=== EXERCISE ===
Copy the lines that follow, keeping every character the same.

=== DATA FOR THE TASK ===
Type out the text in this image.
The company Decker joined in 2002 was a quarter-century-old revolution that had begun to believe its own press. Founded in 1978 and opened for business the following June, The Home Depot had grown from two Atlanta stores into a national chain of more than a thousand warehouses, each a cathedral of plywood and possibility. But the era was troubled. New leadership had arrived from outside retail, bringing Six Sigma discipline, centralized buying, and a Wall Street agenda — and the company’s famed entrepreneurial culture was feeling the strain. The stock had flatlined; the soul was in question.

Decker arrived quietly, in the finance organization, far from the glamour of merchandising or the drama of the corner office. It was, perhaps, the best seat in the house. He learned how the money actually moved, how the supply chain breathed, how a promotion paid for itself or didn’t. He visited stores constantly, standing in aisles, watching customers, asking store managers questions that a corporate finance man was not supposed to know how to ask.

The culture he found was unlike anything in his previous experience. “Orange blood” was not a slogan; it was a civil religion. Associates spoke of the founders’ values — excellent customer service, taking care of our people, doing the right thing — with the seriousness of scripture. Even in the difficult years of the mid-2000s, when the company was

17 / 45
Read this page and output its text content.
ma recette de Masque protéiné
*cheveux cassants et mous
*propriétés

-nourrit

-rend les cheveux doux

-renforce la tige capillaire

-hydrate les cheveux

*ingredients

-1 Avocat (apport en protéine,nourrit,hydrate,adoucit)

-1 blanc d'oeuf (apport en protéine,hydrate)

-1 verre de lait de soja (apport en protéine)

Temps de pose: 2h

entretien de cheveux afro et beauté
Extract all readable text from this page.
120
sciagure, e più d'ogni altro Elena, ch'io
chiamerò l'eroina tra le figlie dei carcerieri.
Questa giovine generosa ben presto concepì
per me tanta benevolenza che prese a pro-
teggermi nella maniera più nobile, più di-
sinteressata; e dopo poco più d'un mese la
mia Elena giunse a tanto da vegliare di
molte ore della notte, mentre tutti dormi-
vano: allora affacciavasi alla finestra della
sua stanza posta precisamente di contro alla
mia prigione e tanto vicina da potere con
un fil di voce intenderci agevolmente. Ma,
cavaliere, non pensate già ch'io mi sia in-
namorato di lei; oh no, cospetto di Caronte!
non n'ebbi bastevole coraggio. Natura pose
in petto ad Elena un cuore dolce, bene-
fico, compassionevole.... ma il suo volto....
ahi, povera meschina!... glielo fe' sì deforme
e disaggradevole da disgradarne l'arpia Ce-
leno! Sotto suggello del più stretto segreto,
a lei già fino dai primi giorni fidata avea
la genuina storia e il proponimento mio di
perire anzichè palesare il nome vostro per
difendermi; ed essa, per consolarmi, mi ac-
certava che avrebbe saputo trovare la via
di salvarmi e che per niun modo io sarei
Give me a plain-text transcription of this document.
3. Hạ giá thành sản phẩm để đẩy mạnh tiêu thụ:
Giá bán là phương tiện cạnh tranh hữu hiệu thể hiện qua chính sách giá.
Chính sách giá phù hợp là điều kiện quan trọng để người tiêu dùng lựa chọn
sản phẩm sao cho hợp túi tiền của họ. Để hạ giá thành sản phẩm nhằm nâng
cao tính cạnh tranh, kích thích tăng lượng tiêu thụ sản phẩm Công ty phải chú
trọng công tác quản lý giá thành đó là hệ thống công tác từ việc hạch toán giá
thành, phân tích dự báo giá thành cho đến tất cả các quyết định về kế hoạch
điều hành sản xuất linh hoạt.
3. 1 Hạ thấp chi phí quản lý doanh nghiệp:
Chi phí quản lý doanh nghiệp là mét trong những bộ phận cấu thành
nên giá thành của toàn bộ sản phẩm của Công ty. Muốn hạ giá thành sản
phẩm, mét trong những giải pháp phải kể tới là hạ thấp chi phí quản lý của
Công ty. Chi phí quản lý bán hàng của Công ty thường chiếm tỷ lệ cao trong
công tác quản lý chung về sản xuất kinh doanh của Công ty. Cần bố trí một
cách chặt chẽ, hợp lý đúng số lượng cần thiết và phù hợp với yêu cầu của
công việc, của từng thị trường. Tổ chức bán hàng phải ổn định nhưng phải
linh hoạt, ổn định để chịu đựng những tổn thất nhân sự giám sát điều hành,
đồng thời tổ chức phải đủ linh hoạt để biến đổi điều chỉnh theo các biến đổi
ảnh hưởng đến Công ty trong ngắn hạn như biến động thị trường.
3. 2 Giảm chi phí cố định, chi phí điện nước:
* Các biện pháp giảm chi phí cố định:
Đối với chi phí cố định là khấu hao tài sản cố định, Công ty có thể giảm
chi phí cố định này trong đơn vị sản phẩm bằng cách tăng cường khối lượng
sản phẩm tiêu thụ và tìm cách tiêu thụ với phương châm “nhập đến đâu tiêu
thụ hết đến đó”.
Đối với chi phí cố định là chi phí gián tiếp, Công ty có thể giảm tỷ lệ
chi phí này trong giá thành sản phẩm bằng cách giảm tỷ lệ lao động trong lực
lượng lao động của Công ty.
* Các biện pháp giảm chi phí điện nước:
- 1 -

=== OUTPUT OF THE TASK ===
Type out the text in this image.
The company Decker joined in 2002 was a quarter-century-old revolution that had begun to believe its own press. Founded in 1978 and opened for business the following June, The Home Depot had grown from two Atlanta stores into a national chain of more than a thousand warehouses, each a cathedral of plywood and possibility. But the era was troubled. New leadership had arrived from outside retail, bringing Six Sigma discipline, centralized buying, and a Wall Street agenda — and the company’s famed entrepreneurial culture was feeling the strain. The stock had flatlined; the soul was in question.

Decker arrived quietly, in the finance organization, far from the glamour of merchandising or the drama of the corner office. It was, perhaps, the best seat in the house. He learned how the money actually moved, how the supply chain breathed, how a promotion paid for itself or didn’t. He visited stores constantly, standing in aisles, watching customers, asking store managers questions that a corporate finance man was not supposed to know how to ask.

The culture he found was unlike anything in his previous experience. “Orange blood” was not a slogan; it was a civil religion. Associates spoke of the founders’ values — excellent customer service, taking care of our people, doing the right thing — with the seriousness of scripture. Even in the difficult years of the mid-2000s, when the company was

17 / 45
Read this page and output its text content.
ma recette de Masque protéiné
*cheveux cassants et mous
*propriétés

-nourrit

-rend les cheveux doux

-renforce la tige capillaire

-hydrate les cheveux

*ingredients

-1 Avocat (apport en protéine,nourrit,hydrate,adoucit)

-1 blanc d'oeuf (apport en protéine,hydrate)

-1 verre de lait de soja (apport en protéine)

Temps de pose: 2h

entretien de cheveux afro et beauté
Extract all readable text from this page.
120
sciagure, e più d'ogni altro Elena, ch'io
chiamerò l'eroina tra le figlie dei carcerieri.
Questa giovine generosa ben presto concepì
per me tanta benevolenza che prese a pro-
teggermi nella maniera più nobile, più di-
sinteressata; e dopo poco più d'un mese la
mia Elena giunse a tanto da vegliare di
molte ore della notte, mentre tutti dormi-
vano: allora affacciavasi alla finestra della
sua stanza posta precisamente di contro alla
mia prigione e tanto vicina da potere con
un fil di voce intenderci agevolmente. Ma,
cavaliere, non pensate già ch'io mi sia in-
namorato di lei; oh no, cospetto di Caronte!
non n'ebbi bastevole coraggio. Natura pose
in petto ad Elena un cuore dolce, bene-
fico, compassionevole.... ma il suo volto....
ahi, povera meschina!... glielo fe' sì deforme
e disaggradevole da disgradarne l'arpia Ce-
leno! Sotto suggello del più stretto segreto,
a lei già fino dai primi giorni fidata avea
la genuina storia e il proponimento mio di
perire anzichè palesare il nome vostro per
difendermi; ed essa, per consolarmi, mi ac-
certava che avrebbe saputo trovare la via
di salvarmi e che per niun modo io sarei
Give me a plain-text transcription of this document.
3. Hạ giá thành sản phẩm để đẩy mạnh tiêu thụ:
Giá bán là phương tiện cạnh tranh hữu hiệu thể hiện qua chính sách giá.
Chính sách giá phù hợp là điều kiện quan trọng để người tiêu dùng lựa chọn
sản phẩm sao cho hợp túi tiền của họ. Để hạ giá thành sản phẩm nhằm nâng
cao tính cạnh tranh, kích thích tăng lượng tiêu thụ sản phẩm Công ty phải chú
trọng công tác quản lý giá thành đó là hệ thống công tác từ việc hạch toán giá
thành, phân tích dự báo giá thành cho đến tất cả các quyết định về kế hoạch
điều hành sản xuất linh hoạt.
3. 1 Hạ thấp chi phí quản lý doanh nghiệp:
Chi phí quản lý doanh nghiệp là mét trong những bộ phận cấu thành
nên giá thành của toàn bộ sản phẩm của Công ty. Muốn hạ giá thành sản
phẩm, mét trong những giải pháp phải kể tới là hạ thấp chi phí quản lý của
Công ty. Chi phí quản lý bán hàng của Công ty thường chiếm tỷ lệ cao trong
công tác quản lý chung về sản xuất kinh doanh của Công ty. Cần bố trí một
cách chặt chẽ, hợp lý đúng số lượng cần thiết và phù hợp với yêu cầu của
công việc, của từng thị trường. Tổ chức bán hàng phải ổn định nhưng phải
linh hoạt, ổn định để chịu đựng những tổn thất nhân sự giám sát điều hành,
đồng thời tổ chức phải đủ linh hoạt để biến đổi điều chỉnh theo các biến đổi
ảnh hưởng đến Công ty trong ngắn hạn như biến động thị trường.
3. 2 Giảm chi phí cố định, chi phí điện nước:
* Các biện pháp giảm chi phí cố định:
Đối với chi phí cố định là khấu hao tài sản cố định, Công ty có thể giảm
chi phí cố định này trong đơn vị sản phẩm bằng cách tăng cường khối lượng
sản phẩm tiêu thụ và tìm cách tiêu thụ với phương châm “nhập đến đâu tiêu
thụ hết đến đó”.
Đối với chi phí cố định là chi phí gián tiếp, Công ty có thể giảm tỷ lệ
chi phí này trong giá thành sản phẩm bằng cách giảm tỷ lệ lao động trong lực
lượng lao động của Công ty.
* Các biện pháp giảm chi phí điện nước:
- 1 -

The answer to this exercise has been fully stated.